**TASK TO CARRY OUT:** For the listing below, give the count of lines containing "series", and no other text.

<<<<

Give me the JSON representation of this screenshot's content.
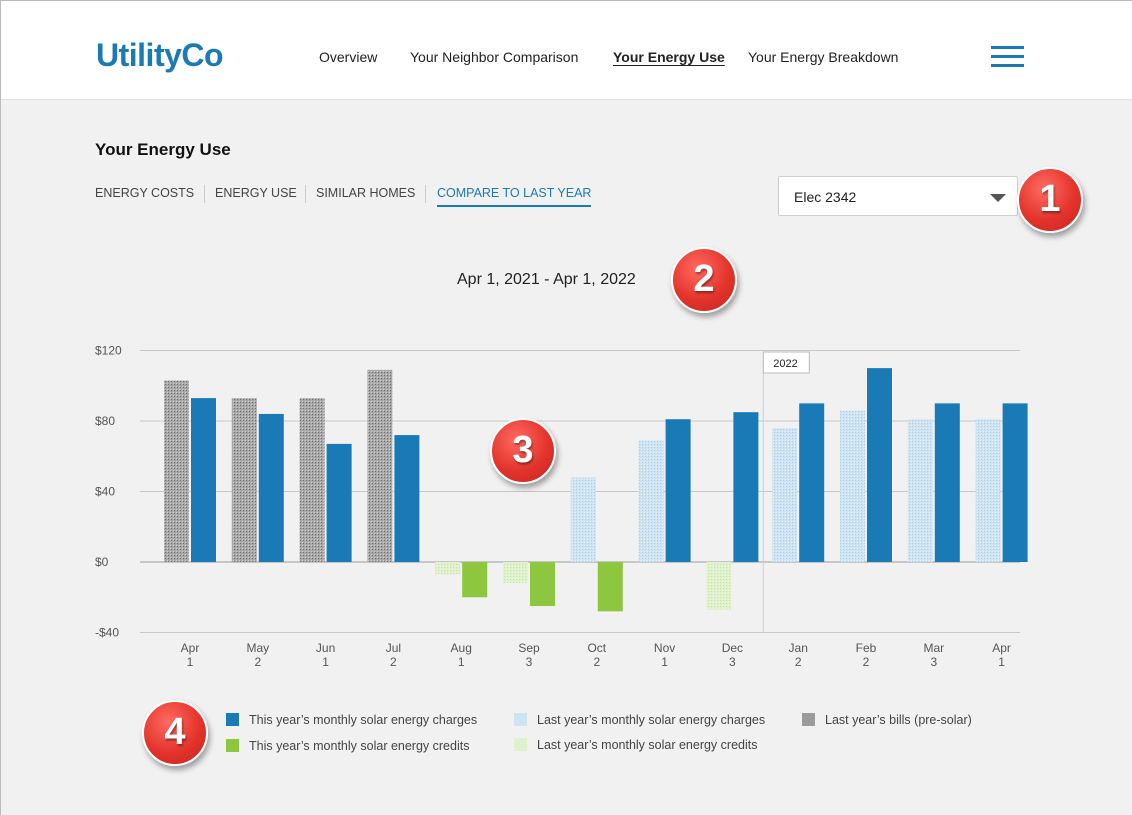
{
  "header": {
    "logo": "UtilityCo",
    "nav": [
      {
        "label": "Overview",
        "active": false
      },
      {
        "label": "Your Neighbor Comparison",
        "active": false
      },
      {
        "label": "Your Energy Use",
        "active": true
      },
      {
        "label": "Your Energy Breakdown",
        "active": false
      }
    ],
    "menu_icon": "hamburger-menu-icon"
  },
  "page": {
    "title": "Your Energy Use",
    "subtabs": [
      {
        "label": "ENERGY COSTS",
        "active": false
      },
      {
        "label": "ENERGY USE",
        "active": false
      },
      {
        "label": "SIMILAR HOMES",
        "active": false
      },
      {
        "label": "COMPARE TO LAST YEAR",
        "active": true
      }
    ],
    "account_select": {
      "value": "Elec 2342",
      "icon": "caret-down-icon"
    },
    "date_range": "Apr 1, 2021 - Apr 1, 2022"
  },
  "markers": [
    "1",
    "2",
    "3",
    "4"
  ],
  "colors": {
    "this_year_charges": "#1a7ab5",
    "this_year_credits": "#8dc63f",
    "last_year_charges": "#c9e1f1",
    "last_year_credits": "#ddefc9",
    "last_year_bills": "#9b9b9b",
    "accent": "#1a7ab5",
    "marker": "#e3342b"
  },
  "chart_data": {
    "type": "bar",
    "ylim": [
      -40,
      120
    ],
    "y_ticks": [
      "$120",
      "$80",
      "$40",
      "$0",
      "-$40"
    ],
    "y_tick_values": [
      120,
      80,
      40,
      0,
      -40
    ],
    "year_marker": {
      "label": "2022",
      "before_category_index": 9
    },
    "categories": [
      {
        "month": "Apr",
        "day": "1"
      },
      {
        "month": "May",
        "day": "2"
      },
      {
        "month": "Jun",
        "day": "1"
      },
      {
        "month": "Jul",
        "day": "2"
      },
      {
        "month": "Aug",
        "day": "1"
      },
      {
        "month": "Sep",
        "day": "3"
      },
      {
        "month": "Oct",
        "day": "2"
      },
      {
        "month": "Nov",
        "day": "1"
      },
      {
        "month": "Dec",
        "day": "3"
      },
      {
        "month": "Jan",
        "day": "2"
      },
      {
        "month": "Feb",
        "day": "2"
      },
      {
        "month": "Mar",
        "day": "3"
      },
      {
        "month": "Apr",
        "day": "1"
      }
    ],
    "series": [
      {
        "name": "Last year's bills (pre-solar)",
        "values": [
          103,
          93,
          93,
          109,
          null,
          null,
          null,
          null,
          null,
          null,
          null,
          null,
          null
        ]
      },
      {
        "name": "Last year's monthly solar energy charges",
        "values": [
          null,
          null,
          null,
          null,
          null,
          null,
          48,
          69,
          null,
          76,
          86,
          81,
          81
        ]
      },
      {
        "name": "Last year's monthly solar energy credits",
        "values": [
          null,
          null,
          null,
          null,
          -7,
          -12,
          null,
          null,
          -27,
          null,
          null,
          null,
          null
        ]
      },
      {
        "name": "This year's monthly solar energy charges",
        "values": [
          93,
          84,
          67,
          72,
          null,
          null,
          null,
          81,
          85,
          90,
          110,
          90,
          90
        ]
      },
      {
        "name": "This year's monthly solar energy credits",
        "values": [
          null,
          null,
          null,
          null,
          -20,
          -25,
          -28,
          null,
          null,
          null,
          null,
          null,
          null
        ]
      }
    ],
    "legend": [
      {
        "label": "This year’s monthly solar energy charges",
        "series": "this_year_charges"
      },
      {
        "label": "This year’s monthly solar energy credits",
        "series": "this_year_credits"
      },
      {
        "label": "Last year’s monthly solar energy charges",
        "series": "last_year_charges"
      },
      {
        "label": "Last year’s monthly solar energy credits",
        "series": "last_year_credits"
      },
      {
        "label": "Last year’s bills (pre-solar)",
        "series": "last_year_bills"
      }
    ]
  }
}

>>>>

**EXERCISE OUTPUT:** 6